(WHAT THE EXERCISE ASKS)
Select the lines that contain "свою" and copy each of them.

※

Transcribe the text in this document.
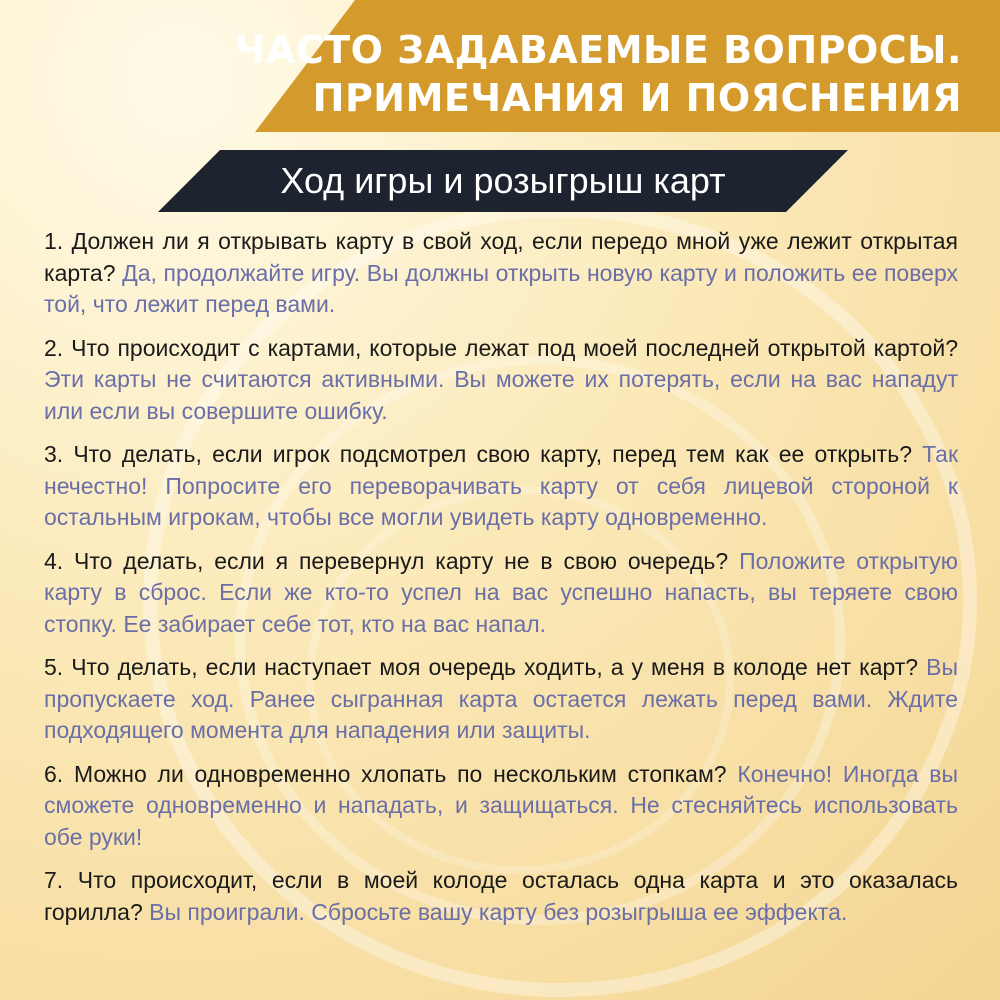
ЧАСТО ЗАДАВАЕМЫЕ ВОПРОСЫ.
ПРИМЕЧАНИЯ И ПОЯСНЕНИЯ
Ход игры и розыгрыш карт

1. Должен ли я открывать карту в свой ход, если передо мной уже лежит открытая карта? Да, продолжайте игру. Вы должны открыть новую карту и положить ее поверх той, что лежит перед вами.

2. Что происходит с картами, которые лежат под моей последней открытой картой? Эти карты не считаются активными. Вы можете их потерять, если на вас нападут или если вы совершите ошибку.

3. Что делать, если игрок подсмотрел свою карту, перед тем как ее открыть? Так нечестно! Попросите его переворачивать карту от себя лицевой стороной к остальным игрокам, чтобы все могли увидеть карту одновременно.

4. Что делать, если я перевернул карту не в свою очередь? Положите открытую карту в сброс. Если же кто-то успел на вас успешно напасть, вы теряете свою стопку. Ее забирает себе тот, кто на вас напал.

5. Что делать, если наступает моя очередь ходить, а у меня в колоде нет карт? Вы пропускаете ход. Ранее сыгранная карта остается лежать перед вами. Ждите подходящего момента для нападения или защиты.

6. Можно ли одновременно хлопать по нескольким стопкам? Конечно! Иногда вы сможете одновременно и нападать, и защищаться. Не стесняйтесь использовать обе руки!

7. Что происходит, если в моей колоде осталась одна карта и это оказалась горилла? Вы проиграли. Сбросьте вашу карту без розыгрыша ее эффекта.
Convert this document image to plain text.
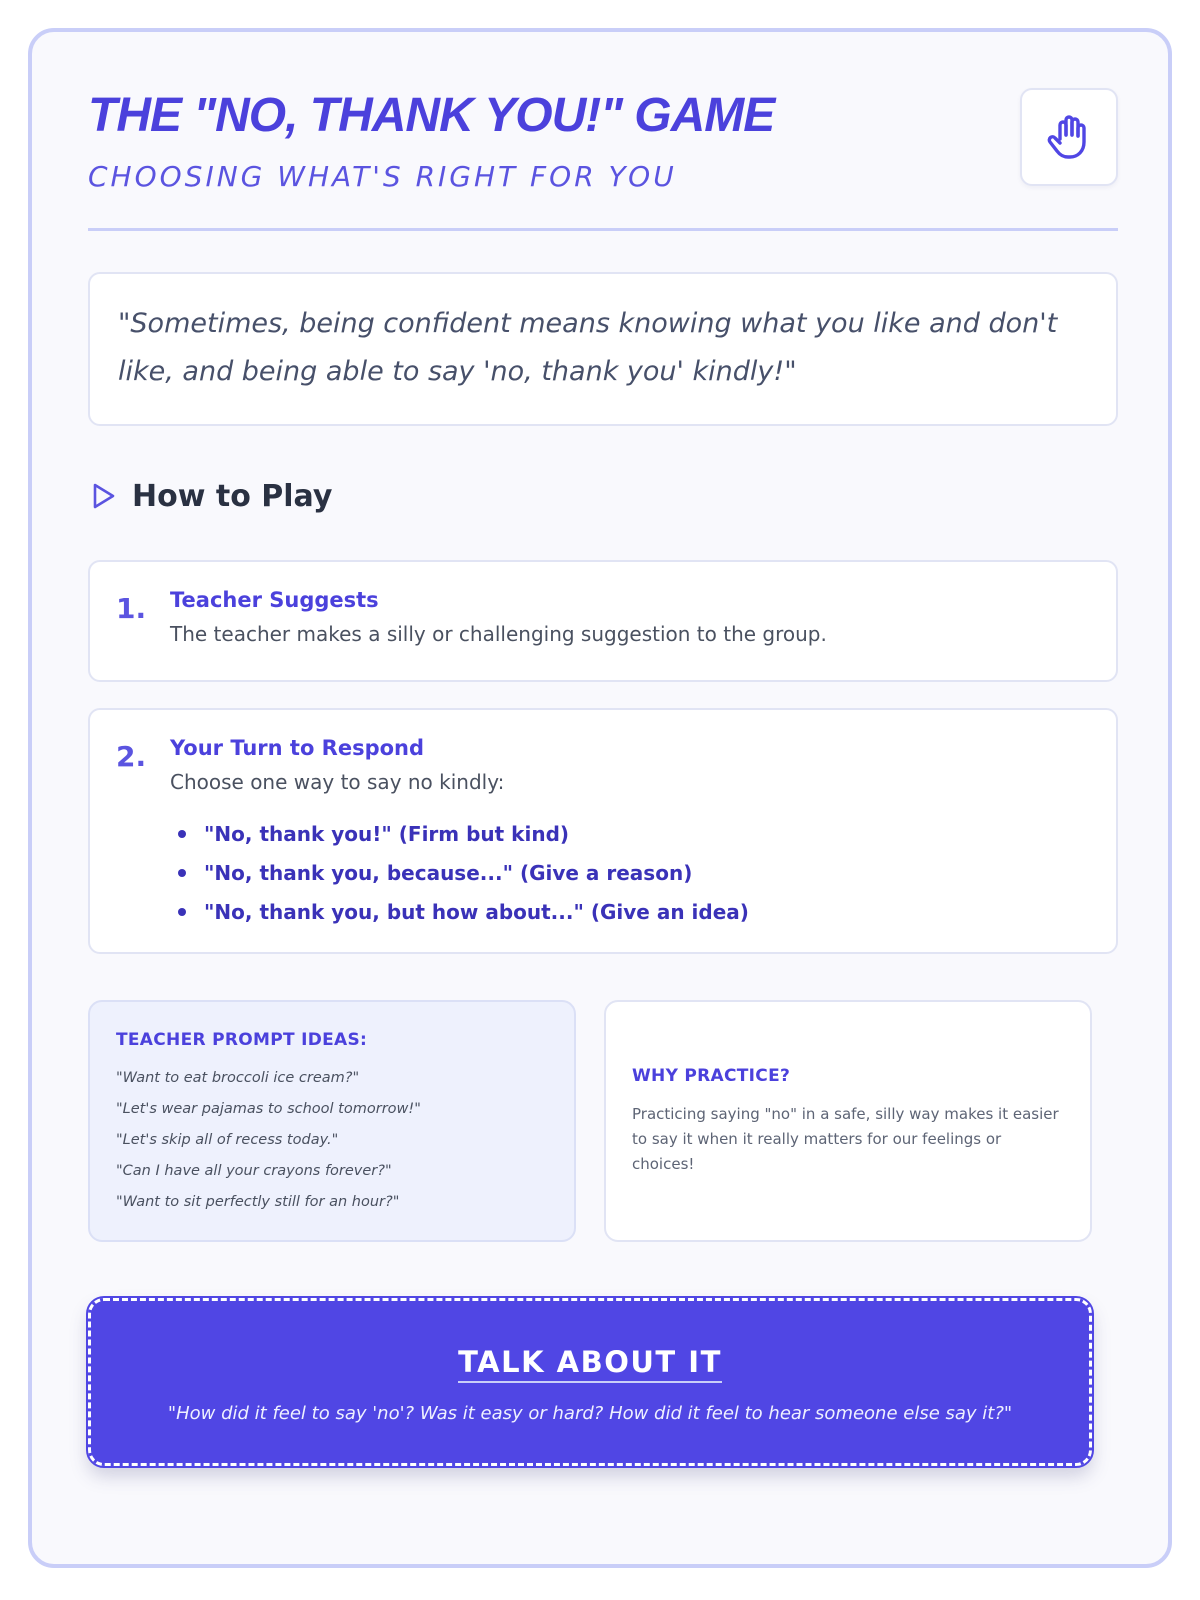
THE "NO, THANK YOU!" GAME
CHOOSING WHAT'S RIGHT FOR YOU

"Sometimes, being confident means knowing what you like and don't like, and being able to say 'no, thank you' kindly!"

How to Play
1. Teacher Suggests
The teacher makes a silly or challenging suggestion to the group.
2. Your Turn to Respond
Choose one way to say no kindly:
"No, thank you!" (Firm but kind)
"No, thank you, because..." (Give a reason)
"No, thank you, but how about..." (Give an idea)
TEACHER PROMPT IDEAS:
"Want to eat broccoli ice cream?"
"Let's wear pajamas to school tomorrow!"
"Let's skip all of recess today."
"Can I have all your crayons forever?"
"Want to sit perfectly still for an hour?"
WHY PRACTICE?

Practicing saying "no" in a safe, silly way makes it easier to say it when it really matters for our feelings or choices!

TALK ABOUT IT

"How did it feel to say 'no'? Was it easy or hard? How did it feel to hear someone else say it?"
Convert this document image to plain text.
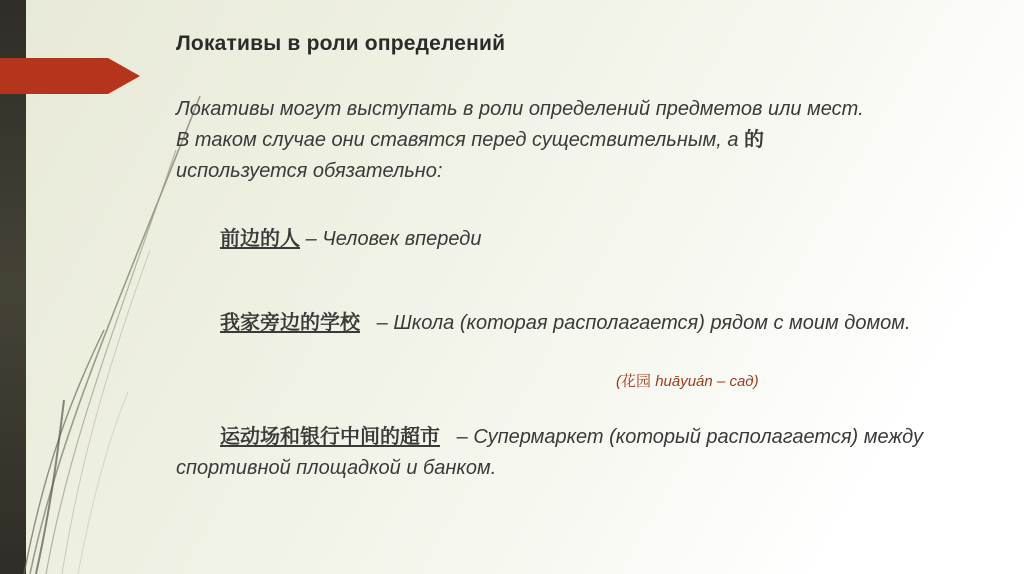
Локативы в роли определений
Локативы могут выступать в роли определений предметов или мест. В таком случае они ставятся перед существительным, а 的 используется обязательно:
前边的人 – Человек впереди
我家旁边的学校 – Школа (которая располагается) рядом с моим домом.
(花园 huāyuán – сад)
运动场和银行中间的超市 – Супермаркет (который располагается) между спортивной площадкой и банком.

※

(COMPLETE RESPONSE)
3. Что делать, если игрок подсмотрел свою карту, перед тем как ее открыть? Так нечестно! Попросите его переворачивать карту от себя лицевой стороной к остальным игрокам, чтобы все могли увидеть карту одновременно.
4. Что делать, если я перевернул карту не в свою очередь? Положите открытую карту в сброс. Если же кто-то успел на вас успешно напасть, вы теряете свою стопку. Ее забирает себе тот, кто на вас напал.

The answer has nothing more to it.